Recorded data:
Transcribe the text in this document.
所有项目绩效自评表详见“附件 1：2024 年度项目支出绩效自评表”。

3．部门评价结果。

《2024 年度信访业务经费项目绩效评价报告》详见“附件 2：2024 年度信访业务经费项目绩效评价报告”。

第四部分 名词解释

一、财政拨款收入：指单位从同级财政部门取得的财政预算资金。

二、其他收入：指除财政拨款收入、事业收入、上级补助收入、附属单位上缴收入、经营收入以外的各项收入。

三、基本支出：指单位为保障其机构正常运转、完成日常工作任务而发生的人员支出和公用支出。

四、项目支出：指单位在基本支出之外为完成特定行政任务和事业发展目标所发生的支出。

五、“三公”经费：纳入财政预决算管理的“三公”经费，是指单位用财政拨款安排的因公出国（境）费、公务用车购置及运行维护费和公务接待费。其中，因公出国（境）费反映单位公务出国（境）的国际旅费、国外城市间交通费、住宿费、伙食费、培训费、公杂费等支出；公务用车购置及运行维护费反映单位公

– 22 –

--- Task instructions ---
Restate the whole of the material exactly.

--- Completed task ---
Transcribe the text in this document.
所有项目绩效自评表详见“附件 1：2024 年度项目支出绩效自评表”。

3．部门评价结果。

《2024 年度信访业务经费项目绩效评价报告》详见“附件 2：2024 年度信访业务经费项目绩效评价报告”。

第四部分 名词解释

一、财政拨款收入：指单位从同级财政部门取得的财政预算资金。

二、其他收入：指除财政拨款收入、事业收入、上级补助收入、附属单位上缴收入、经营收入以外的各项收入。

三、基本支出：指单位为保障其机构正常运转、完成日常工作任务而发生的人员支出和公用支出。

四、项目支出：指单位在基本支出之外为完成特定行政任务和事业发展目标所发生的支出。

五、“三公”经费：纳入财政预决算管理的“三公”经费，是指单位用财政拨款安排的因公出国（境）费、公务用车购置及运行维护费和公务接待费。其中，因公出国（境）费反映单位公务出国（境）的国际旅费、国外城市间交通费、住宿费、伙食费、培训费、公杂费等支出；公务用车购置及运行维护费反映单位公

– 22 –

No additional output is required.